--- SUPPLIED RECORDS ---
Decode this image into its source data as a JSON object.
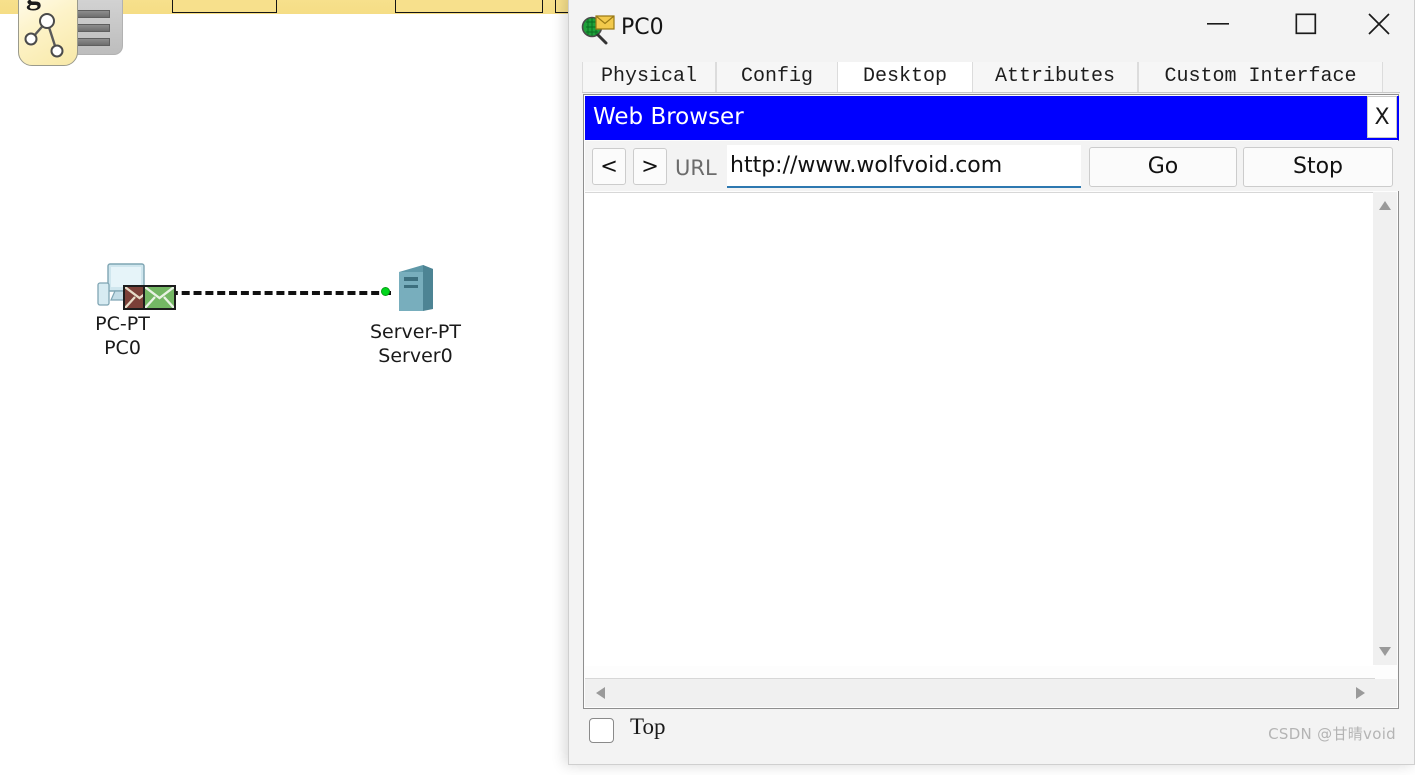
{
  "workspace": {
    "toolbar_letter": "g",
    "topology_icon": "network-topology-icon",
    "rack_icon": "device-rack-icon",
    "devices": [
      {
        "id": "pc0",
        "icon": "pc-desktop-icon",
        "type_label": "PC-PT",
        "name_label": "PC0"
      },
      {
        "id": "server0",
        "icon": "server-tower-icon",
        "type_label": "Server-PT",
        "name_label": "Server0"
      }
    ],
    "link": {
      "name": "copper-straight-through-link",
      "style": "dashed",
      "color": "#111111",
      "endpoint_status_color": "#00d61c"
    },
    "packets": [
      {
        "name": "packet-envelope-brown",
        "color": "#7b4038"
      },
      {
        "name": "packet-envelope-green",
        "color": "#74b764"
      }
    ]
  },
  "window": {
    "title": "PC0",
    "icon": "inspect-device-icon",
    "controls": {
      "minimize": "minimize-icon",
      "maximize": "maximize-icon",
      "close": "close-icon"
    },
    "tabs": [
      {
        "label": "Physical",
        "active": false
      },
      {
        "label": "Config",
        "active": false
      },
      {
        "label": "Desktop",
        "active": true
      },
      {
        "label": "Attributes",
        "active": false
      },
      {
        "label": "Custom Interface",
        "active": false
      }
    ]
  },
  "browser": {
    "title": "Web Browser",
    "title_bg": "#0000ff",
    "close_label": "X",
    "back_label": "<",
    "forward_label": ">",
    "url_label": "URL",
    "url_value": "http://www.wolfvoid.com",
    "url_placeholder": "http://",
    "go_label": "Go",
    "stop_label": "Stop",
    "page_content": ""
  },
  "footer": {
    "top_checkbox_label": "Top",
    "top_checked": false
  },
  "watermark": "CSDN @甘晴void"
}
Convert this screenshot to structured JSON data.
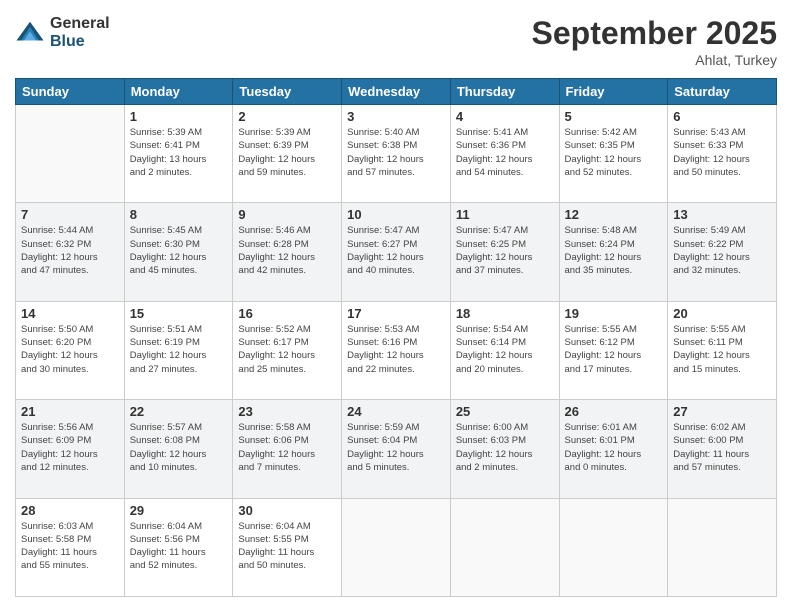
{
  "logo": {
    "general": "General",
    "blue": "Blue"
  },
  "header": {
    "month": "September 2025",
    "location": "Ahlat, Turkey"
  },
  "weekdays": [
    "Sunday",
    "Monday",
    "Tuesday",
    "Wednesday",
    "Thursday",
    "Friday",
    "Saturday"
  ],
  "weeks": [
    [
      {
        "day": "",
        "info": ""
      },
      {
        "day": "1",
        "info": "Sunrise: 5:39 AM\nSunset: 6:41 PM\nDaylight: 13 hours\nand 2 minutes."
      },
      {
        "day": "2",
        "info": "Sunrise: 5:39 AM\nSunset: 6:39 PM\nDaylight: 12 hours\nand 59 minutes."
      },
      {
        "day": "3",
        "info": "Sunrise: 5:40 AM\nSunset: 6:38 PM\nDaylight: 12 hours\nand 57 minutes."
      },
      {
        "day": "4",
        "info": "Sunrise: 5:41 AM\nSunset: 6:36 PM\nDaylight: 12 hours\nand 54 minutes."
      },
      {
        "day": "5",
        "info": "Sunrise: 5:42 AM\nSunset: 6:35 PM\nDaylight: 12 hours\nand 52 minutes."
      },
      {
        "day": "6",
        "info": "Sunrise: 5:43 AM\nSunset: 6:33 PM\nDaylight: 12 hours\nand 50 minutes."
      }
    ],
    [
      {
        "day": "7",
        "info": "Sunrise: 5:44 AM\nSunset: 6:32 PM\nDaylight: 12 hours\nand 47 minutes."
      },
      {
        "day": "8",
        "info": "Sunrise: 5:45 AM\nSunset: 6:30 PM\nDaylight: 12 hours\nand 45 minutes."
      },
      {
        "day": "9",
        "info": "Sunrise: 5:46 AM\nSunset: 6:28 PM\nDaylight: 12 hours\nand 42 minutes."
      },
      {
        "day": "10",
        "info": "Sunrise: 5:47 AM\nSunset: 6:27 PM\nDaylight: 12 hours\nand 40 minutes."
      },
      {
        "day": "11",
        "info": "Sunrise: 5:47 AM\nSunset: 6:25 PM\nDaylight: 12 hours\nand 37 minutes."
      },
      {
        "day": "12",
        "info": "Sunrise: 5:48 AM\nSunset: 6:24 PM\nDaylight: 12 hours\nand 35 minutes."
      },
      {
        "day": "13",
        "info": "Sunrise: 5:49 AM\nSunset: 6:22 PM\nDaylight: 12 hours\nand 32 minutes."
      }
    ],
    [
      {
        "day": "14",
        "info": "Sunrise: 5:50 AM\nSunset: 6:20 PM\nDaylight: 12 hours\nand 30 minutes."
      },
      {
        "day": "15",
        "info": "Sunrise: 5:51 AM\nSunset: 6:19 PM\nDaylight: 12 hours\nand 27 minutes."
      },
      {
        "day": "16",
        "info": "Sunrise: 5:52 AM\nSunset: 6:17 PM\nDaylight: 12 hours\nand 25 minutes."
      },
      {
        "day": "17",
        "info": "Sunrise: 5:53 AM\nSunset: 6:16 PM\nDaylight: 12 hours\nand 22 minutes."
      },
      {
        "day": "18",
        "info": "Sunrise: 5:54 AM\nSunset: 6:14 PM\nDaylight: 12 hours\nand 20 minutes."
      },
      {
        "day": "19",
        "info": "Sunrise: 5:55 AM\nSunset: 6:12 PM\nDaylight: 12 hours\nand 17 minutes."
      },
      {
        "day": "20",
        "info": "Sunrise: 5:55 AM\nSunset: 6:11 PM\nDaylight: 12 hours\nand 15 minutes."
      }
    ],
    [
      {
        "day": "21",
        "info": "Sunrise: 5:56 AM\nSunset: 6:09 PM\nDaylight: 12 hours\nand 12 minutes."
      },
      {
        "day": "22",
        "info": "Sunrise: 5:57 AM\nSunset: 6:08 PM\nDaylight: 12 hours\nand 10 minutes."
      },
      {
        "day": "23",
        "info": "Sunrise: 5:58 AM\nSunset: 6:06 PM\nDaylight: 12 hours\nand 7 minutes."
      },
      {
        "day": "24",
        "info": "Sunrise: 5:59 AM\nSunset: 6:04 PM\nDaylight: 12 hours\nand 5 minutes."
      },
      {
        "day": "25",
        "info": "Sunrise: 6:00 AM\nSunset: 6:03 PM\nDaylight: 12 hours\nand 2 minutes."
      },
      {
        "day": "26",
        "info": "Sunrise: 6:01 AM\nSunset: 6:01 PM\nDaylight: 12 hours\nand 0 minutes."
      },
      {
        "day": "27",
        "info": "Sunrise: 6:02 AM\nSunset: 6:00 PM\nDaylight: 11 hours\nand 57 minutes."
      }
    ],
    [
      {
        "day": "28",
        "info": "Sunrise: 6:03 AM\nSunset: 5:58 PM\nDaylight: 11 hours\nand 55 minutes."
      },
      {
        "day": "29",
        "info": "Sunrise: 6:04 AM\nSunset: 5:56 PM\nDaylight: 11 hours\nand 52 minutes."
      },
      {
        "day": "30",
        "info": "Sunrise: 6:04 AM\nSunset: 5:55 PM\nDaylight: 11 hours\nand 50 minutes."
      },
      {
        "day": "",
        "info": ""
      },
      {
        "day": "",
        "info": ""
      },
      {
        "day": "",
        "info": ""
      },
      {
        "day": "",
        "info": ""
      }
    ]
  ]
}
---
*WHAT THE TASK REQUIRES*: Skipping the pictures, transcribe each line above exactly as it appears.

*ANSWER TO THE PROBLEM*:
Decode this image into its source data as a JSON object.
{
  "workspace": {
    "toolbar_letter": "g",
    "topology_icon": "network-topology-icon",
    "rack_icon": "device-rack-icon",
    "devices": [
      {
        "id": "pc0",
        "icon": "pc-desktop-icon",
        "type_label": "PC-PT",
        "name_label": "PC0"
      },
      {
        "id": "server0",
        "icon": "server-tower-icon",
        "type_label": "Server-PT",
        "name_label": "Server0"
      }
    ],
    "link": {
      "name": "copper-straight-through-link",
      "style": "dashed",
      "color": "#111111",
      "endpoint_status_color": "#00d61c"
    },
    "packets": [
      {
        "name": "packet-envelope-brown",
        "color": "#7b4038"
      },
      {
        "name": "packet-envelope-green",
        "color": "#74b764"
      }
    ]
  },
  "window": {
    "title": "PC0",
    "icon": "inspect-device-icon",
    "controls": {
      "minimize": "minimize-icon",
      "maximize": "maximize-icon",
      "close": "close-icon"
    },
    "tabs": [
      {
        "label": "Physical",
        "active": false
      },
      {
        "label": "Config",
        "active": false
      },
      {
        "label": "Desktop",
        "active": true
      },
      {
        "label": "Attributes",
        "active": false
      },
      {
        "label": "Custom Interface",
        "active": false
      }
    ]
  },
  "browser": {
    "title": "Web Browser",
    "title_bg": "#0000ff",
    "close_label": "X",
    "back_label": "<",
    "forward_label": ">",
    "url_label": "URL",
    "url_value": "http://www.wolfvoid.com",
    "url_placeholder": "http://",
    "go_label": "Go",
    "stop_label": "Stop",
    "page_content": ""
  },
  "footer": {
    "top_checkbox_label": "Top",
    "top_checked": false
  },
  "watermark": "CSDN @甘晴void"
}
Convert this screenshot to structured JSON data.
{
  "logo": {
    "general": "General",
    "blue": "Blue"
  },
  "header": {
    "month": "September 2025",
    "location": "Ahlat, Turkey"
  },
  "weekdays": [
    "Sunday",
    "Monday",
    "Tuesday",
    "Wednesday",
    "Thursday",
    "Friday",
    "Saturday"
  ],
  "weeks": [
    [
      {
        "day": "",
        "info": ""
      },
      {
        "day": "1",
        "info": "Sunrise: 5:39 AM\nSunset: 6:41 PM\nDaylight: 13 hours\nand 2 minutes."
      },
      {
        "day": "2",
        "info": "Sunrise: 5:39 AM\nSunset: 6:39 PM\nDaylight: 12 hours\nand 59 minutes."
      },
      {
        "day": "3",
        "info": "Sunrise: 5:40 AM\nSunset: 6:38 PM\nDaylight: 12 hours\nand 57 minutes."
      },
      {
        "day": "4",
        "info": "Sunrise: 5:41 AM\nSunset: 6:36 PM\nDaylight: 12 hours\nand 54 minutes."
      },
      {
        "day": "5",
        "info": "Sunrise: 5:42 AM\nSunset: 6:35 PM\nDaylight: 12 hours\nand 52 minutes."
      },
      {
        "day": "6",
        "info": "Sunrise: 5:43 AM\nSunset: 6:33 PM\nDaylight: 12 hours\nand 50 minutes."
      }
    ],
    [
      {
        "day": "7",
        "info": "Sunrise: 5:44 AM\nSunset: 6:32 PM\nDaylight: 12 hours\nand 47 minutes."
      },
      {
        "day": "8",
        "info": "Sunrise: 5:45 AM\nSunset: 6:30 PM\nDaylight: 12 hours\nand 45 minutes."
      },
      {
        "day": "9",
        "info": "Sunrise: 5:46 AM\nSunset: 6:28 PM\nDaylight: 12 hours\nand 42 minutes."
      },
      {
        "day": "10",
        "info": "Sunrise: 5:47 AM\nSunset: 6:27 PM\nDaylight: 12 hours\nand 40 minutes."
      },
      {
        "day": "11",
        "info": "Sunrise: 5:47 AM\nSunset: 6:25 PM\nDaylight: 12 hours\nand 37 minutes."
      },
      {
        "day": "12",
        "info": "Sunrise: 5:48 AM\nSunset: 6:24 PM\nDaylight: 12 hours\nand 35 minutes."
      },
      {
        "day": "13",
        "info": "Sunrise: 5:49 AM\nSunset: 6:22 PM\nDaylight: 12 hours\nand 32 minutes."
      }
    ],
    [
      {
        "day": "14",
        "info": "Sunrise: 5:50 AM\nSunset: 6:20 PM\nDaylight: 12 hours\nand 30 minutes."
      },
      {
        "day": "15",
        "info": "Sunrise: 5:51 AM\nSunset: 6:19 PM\nDaylight: 12 hours\nand 27 minutes."
      },
      {
        "day": "16",
        "info": "Sunrise: 5:52 AM\nSunset: 6:17 PM\nDaylight: 12 hours\nand 25 minutes."
      },
      {
        "day": "17",
        "info": "Sunrise: 5:53 AM\nSunset: 6:16 PM\nDaylight: 12 hours\nand 22 minutes."
      },
      {
        "day": "18",
        "info": "Sunrise: 5:54 AM\nSunset: 6:14 PM\nDaylight: 12 hours\nand 20 minutes."
      },
      {
        "day": "19",
        "info": "Sunrise: 5:55 AM\nSunset: 6:12 PM\nDaylight: 12 hours\nand 17 minutes."
      },
      {
        "day": "20",
        "info": "Sunrise: 5:55 AM\nSunset: 6:11 PM\nDaylight: 12 hours\nand 15 minutes."
      }
    ],
    [
      {
        "day": "21",
        "info": "Sunrise: 5:56 AM\nSunset: 6:09 PM\nDaylight: 12 hours\nand 12 minutes."
      },
      {
        "day": "22",
        "info": "Sunrise: 5:57 AM\nSunset: 6:08 PM\nDaylight: 12 hours\nand 10 minutes."
      },
      {
        "day": "23",
        "info": "Sunrise: 5:58 AM\nSunset: 6:06 PM\nDaylight: 12 hours\nand 7 minutes."
      },
      {
        "day": "24",
        "info": "Sunrise: 5:59 AM\nSunset: 6:04 PM\nDaylight: 12 hours\nand 5 minutes."
      },
      {
        "day": "25",
        "info": "Sunrise: 6:00 AM\nSunset: 6:03 PM\nDaylight: 12 hours\nand 2 minutes."
      },
      {
        "day": "26",
        "info": "Sunrise: 6:01 AM\nSunset: 6:01 PM\nDaylight: 12 hours\nand 0 minutes."
      },
      {
        "day": "27",
        "info": "Sunrise: 6:02 AM\nSunset: 6:00 PM\nDaylight: 11 hours\nand 57 minutes."
      }
    ],
    [
      {
        "day": "28",
        "info": "Sunrise: 6:03 AM\nSunset: 5:58 PM\nDaylight: 11 hours\nand 55 minutes."
      },
      {
        "day": "29",
        "info": "Sunrise: 6:04 AM\nSunset: 5:56 PM\nDaylight: 11 hours\nand 52 minutes."
      },
      {
        "day": "30",
        "info": "Sunrise: 6:04 AM\nSunset: 5:55 PM\nDaylight: 11 hours\nand 50 minutes."
      },
      {
        "day": "",
        "info": ""
      },
      {
        "day": "",
        "info": ""
      },
      {
        "day": "",
        "info": ""
      },
      {
        "day": "",
        "info": ""
      }
    ]
  ]
}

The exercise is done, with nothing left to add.